■ **REQUIREMENT**: Return each line of the material verbatim.

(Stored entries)
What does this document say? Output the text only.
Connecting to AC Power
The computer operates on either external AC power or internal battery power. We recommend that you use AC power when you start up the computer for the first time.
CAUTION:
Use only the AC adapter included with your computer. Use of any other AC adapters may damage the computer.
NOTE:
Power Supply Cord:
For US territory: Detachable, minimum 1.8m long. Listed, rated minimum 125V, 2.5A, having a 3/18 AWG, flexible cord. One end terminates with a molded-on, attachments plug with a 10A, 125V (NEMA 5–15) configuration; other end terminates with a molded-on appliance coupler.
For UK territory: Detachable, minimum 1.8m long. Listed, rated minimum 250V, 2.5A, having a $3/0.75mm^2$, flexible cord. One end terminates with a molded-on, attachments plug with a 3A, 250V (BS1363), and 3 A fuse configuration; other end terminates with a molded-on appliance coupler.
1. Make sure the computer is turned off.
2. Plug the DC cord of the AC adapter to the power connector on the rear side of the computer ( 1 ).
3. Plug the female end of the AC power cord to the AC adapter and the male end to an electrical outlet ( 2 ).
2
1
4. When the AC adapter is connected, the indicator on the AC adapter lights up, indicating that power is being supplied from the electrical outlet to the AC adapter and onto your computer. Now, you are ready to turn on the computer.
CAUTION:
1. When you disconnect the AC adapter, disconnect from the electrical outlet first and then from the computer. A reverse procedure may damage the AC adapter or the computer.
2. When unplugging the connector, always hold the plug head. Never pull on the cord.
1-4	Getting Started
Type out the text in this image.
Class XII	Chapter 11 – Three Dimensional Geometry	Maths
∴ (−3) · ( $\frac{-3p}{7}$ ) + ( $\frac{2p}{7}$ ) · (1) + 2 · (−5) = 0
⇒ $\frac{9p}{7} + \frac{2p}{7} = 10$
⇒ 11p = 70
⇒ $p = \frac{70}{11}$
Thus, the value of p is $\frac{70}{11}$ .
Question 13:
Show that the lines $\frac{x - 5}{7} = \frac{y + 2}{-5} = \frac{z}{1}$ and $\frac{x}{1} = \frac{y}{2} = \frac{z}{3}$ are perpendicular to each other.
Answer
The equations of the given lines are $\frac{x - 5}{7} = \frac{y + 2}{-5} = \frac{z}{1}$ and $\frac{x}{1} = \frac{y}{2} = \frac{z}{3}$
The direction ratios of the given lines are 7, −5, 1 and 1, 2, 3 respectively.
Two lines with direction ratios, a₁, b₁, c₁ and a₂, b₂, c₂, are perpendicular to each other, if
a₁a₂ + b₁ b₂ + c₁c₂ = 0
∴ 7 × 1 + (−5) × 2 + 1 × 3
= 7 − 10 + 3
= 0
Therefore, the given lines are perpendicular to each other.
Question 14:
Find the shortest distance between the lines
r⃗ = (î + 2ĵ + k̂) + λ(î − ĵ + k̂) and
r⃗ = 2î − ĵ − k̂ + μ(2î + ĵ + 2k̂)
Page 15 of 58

■ **SOLUTION TO THIS PROBLEM**:
What does this document say? Output the text only.
Connecting to AC Power
The computer operates on either external AC power or internal battery power. We recommend that you use AC power when you start up the computer for the first time.
CAUTION:
Use only the AC adapter included with your computer. Use of any other AC adapters may damage the computer.
NOTE:
Power Supply Cord:
For US territory: Detachable, minimum 1.8m long. Listed, rated minimum 125V, 2.5A, having a 3/18 AWG, flexible cord. One end terminates with a molded-on, attachments plug with a 10A, 125V (NEMA 5–15) configuration; other end terminates with a molded-on appliance coupler.
For UK territory: Detachable, minimum 1.8m long. Listed, rated minimum 250V, 2.5A, having a $3/0.75mm^2$, flexible cord. One end terminates with a molded-on, attachments plug with a 3A, 250V (BS1363), and 3 A fuse configuration; other end terminates with a molded-on appliance coupler.
1. Make sure the computer is turned off.
2. Plug the DC cord of the AC adapter to the power connector on the rear side of the computer ( 1 ).
3. Plug the female end of the AC power cord to the AC adapter and the male end to an electrical outlet ( 2 ).
2
1
4. When the AC adapter is connected, the indicator on the AC adapter lights up, indicating that power is being supplied from the electrical outlet to the AC adapter and onto your computer. Now, you are ready to turn on the computer.
CAUTION:
1. When you disconnect the AC adapter, disconnect from the electrical outlet first and then from the computer. A reverse procedure may damage the AC adapter or the computer.
2. When unplugging the connector, always hold the plug head. Never pull on the cord.
1-4	Getting Started
Type out the text in this image.
Class XII	Chapter 11 – Three Dimensional Geometry	Maths
∴ (−3) · ( $\frac{-3p}{7}$ ) + ( $\frac{2p}{7}$ ) · (1) + 2 · (−5) = 0
⇒ $\frac{9p}{7} + \frac{2p}{7} = 10$
⇒ 11p = 70
⇒ $p = \frac{70}{11}$
Thus, the value of p is $\frac{70}{11}$ .
Question 13:
Show that the lines $\frac{x - 5}{7} = \frac{y + 2}{-5} = \frac{z}{1}$ and $\frac{x}{1} = \frac{y}{2} = \frac{z}{3}$ are perpendicular to each other.
Answer
The equations of the given lines are $\frac{x - 5}{7} = \frac{y + 2}{-5} = \frac{z}{1}$ and $\frac{x}{1} = \frac{y}{2} = \frac{z}{3}$
The direction ratios of the given lines are 7, −5, 1 and 1, 2, 3 respectively.
Two lines with direction ratios, a₁, b₁, c₁ and a₂, b₂, c₂, are perpendicular to each other, if
a₁a₂ + b₁ b₂ + c₁c₂ = 0
∴ 7 × 1 + (−5) × 2 + 1 × 3
= 7 − 10 + 3
= 0
Therefore, the given lines are perpendicular to each other.
Question 14:
Find the shortest distance between the lines
r⃗ = (î + 2ĵ + k̂) + λ(î − ĵ + k̂) and
r⃗ = 2î − ĵ − k̂ + μ(2î + ĵ + 2k̂)
Page 15 of 58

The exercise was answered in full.